━━━ Stored data ━━━

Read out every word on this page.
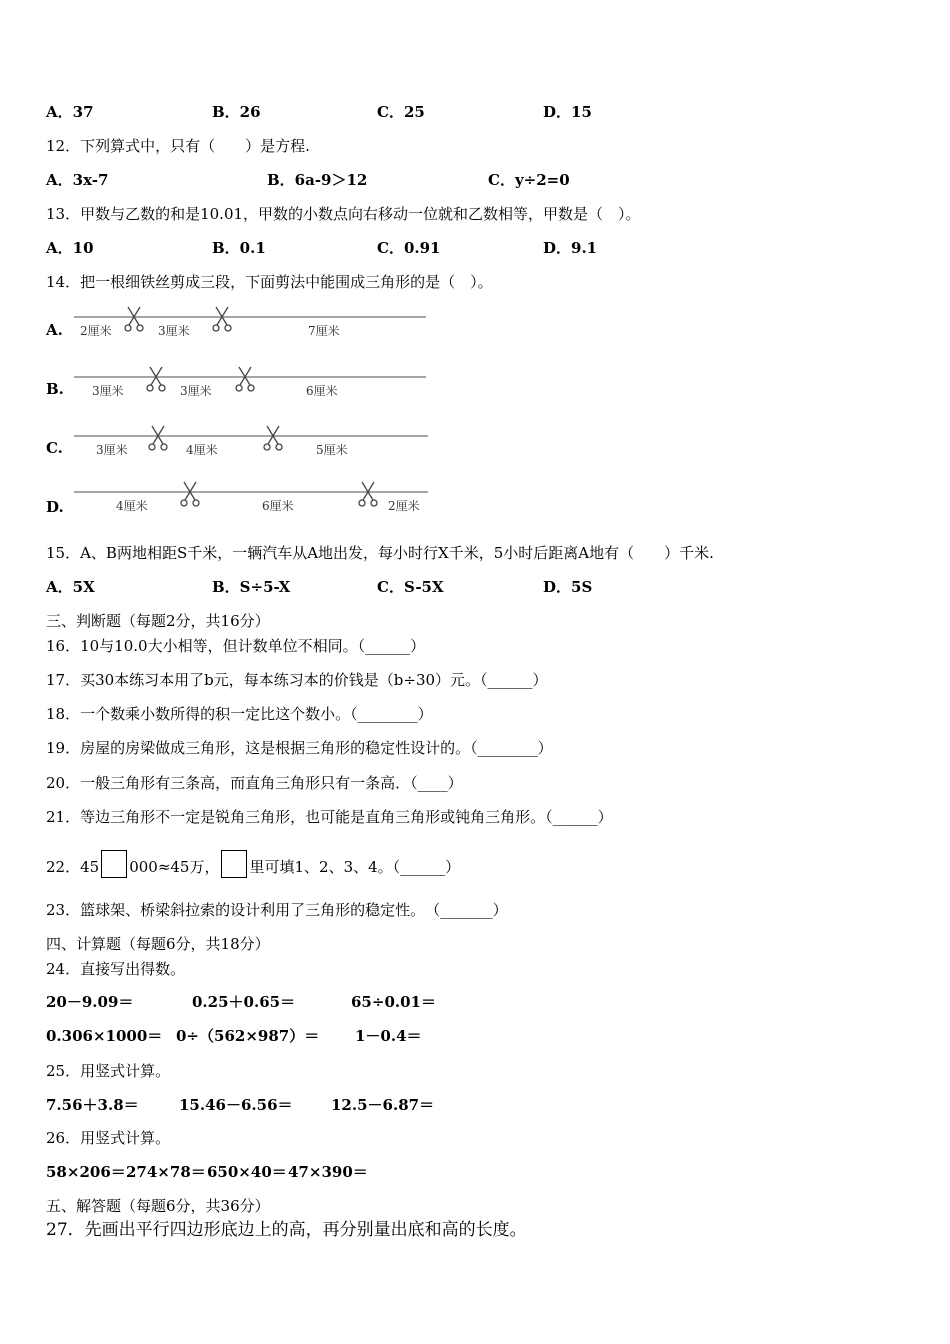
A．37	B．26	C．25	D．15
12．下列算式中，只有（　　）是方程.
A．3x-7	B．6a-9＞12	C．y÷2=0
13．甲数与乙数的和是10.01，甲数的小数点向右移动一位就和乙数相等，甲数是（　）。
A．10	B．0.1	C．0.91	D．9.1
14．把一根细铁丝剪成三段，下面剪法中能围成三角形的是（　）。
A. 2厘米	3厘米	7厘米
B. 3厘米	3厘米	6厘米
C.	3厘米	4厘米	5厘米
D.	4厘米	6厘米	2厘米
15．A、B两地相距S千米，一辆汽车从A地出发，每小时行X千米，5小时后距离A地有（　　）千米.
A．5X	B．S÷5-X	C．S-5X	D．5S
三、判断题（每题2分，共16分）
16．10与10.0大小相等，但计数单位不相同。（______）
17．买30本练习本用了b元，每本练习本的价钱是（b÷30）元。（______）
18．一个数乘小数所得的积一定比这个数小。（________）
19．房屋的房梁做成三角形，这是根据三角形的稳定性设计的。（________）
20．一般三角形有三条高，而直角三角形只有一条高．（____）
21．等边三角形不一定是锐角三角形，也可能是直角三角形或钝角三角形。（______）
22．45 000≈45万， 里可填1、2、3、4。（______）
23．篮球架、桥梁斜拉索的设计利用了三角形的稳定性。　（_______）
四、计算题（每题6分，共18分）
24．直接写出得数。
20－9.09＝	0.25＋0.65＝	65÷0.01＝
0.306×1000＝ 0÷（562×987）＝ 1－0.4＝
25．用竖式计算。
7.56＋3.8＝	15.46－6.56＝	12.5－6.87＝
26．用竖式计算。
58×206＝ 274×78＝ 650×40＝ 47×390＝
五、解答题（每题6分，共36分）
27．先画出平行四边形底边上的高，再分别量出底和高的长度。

━━━
━━━ Stored data ━━━

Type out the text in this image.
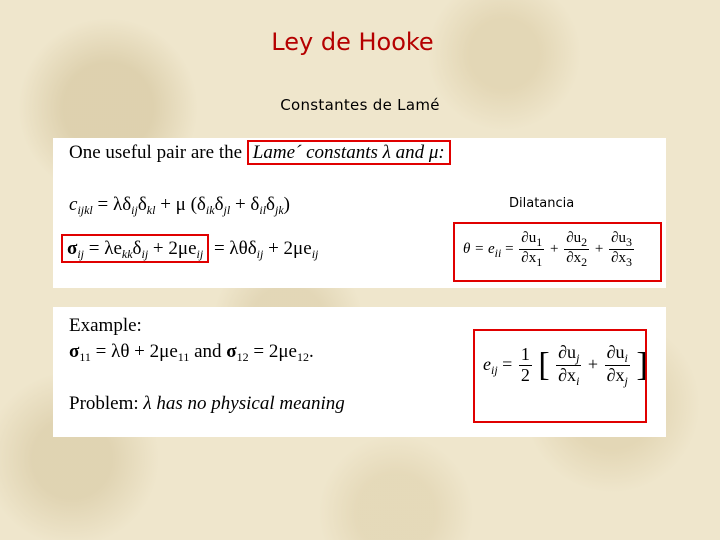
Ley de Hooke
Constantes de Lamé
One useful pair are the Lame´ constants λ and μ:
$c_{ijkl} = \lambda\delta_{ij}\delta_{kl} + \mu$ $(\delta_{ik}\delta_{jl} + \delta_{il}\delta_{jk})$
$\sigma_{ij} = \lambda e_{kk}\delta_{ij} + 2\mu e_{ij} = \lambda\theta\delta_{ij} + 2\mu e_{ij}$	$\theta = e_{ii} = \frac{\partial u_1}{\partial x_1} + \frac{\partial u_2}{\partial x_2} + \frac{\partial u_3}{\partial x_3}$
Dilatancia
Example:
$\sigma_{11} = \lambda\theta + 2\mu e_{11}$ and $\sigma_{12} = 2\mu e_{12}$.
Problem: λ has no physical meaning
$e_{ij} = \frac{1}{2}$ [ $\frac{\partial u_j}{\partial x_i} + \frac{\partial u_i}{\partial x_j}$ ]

━━━

§ Short task
Which lines include the word "frac"? Copy every one of them.

§ Completed exercise
$\sigma_{ij} = \lambda e_{kk}\delta_{ij} + 2\mu e_{ij} = \lambda\theta\delta_{ij} + 2\mu e_{ij}$	$\theta = e_{ii} = \frac{\partial u_1}{\partial x_1} + \frac{\partial u_2}{\partial x_2} + \frac{\partial u_3}{\partial x_3}$
$e_{ij} = \frac{1}{2}$ [ $\frac{\partial u_j}{\partial x_i} + \frac{\partial u_i}{\partial x_j}$ ]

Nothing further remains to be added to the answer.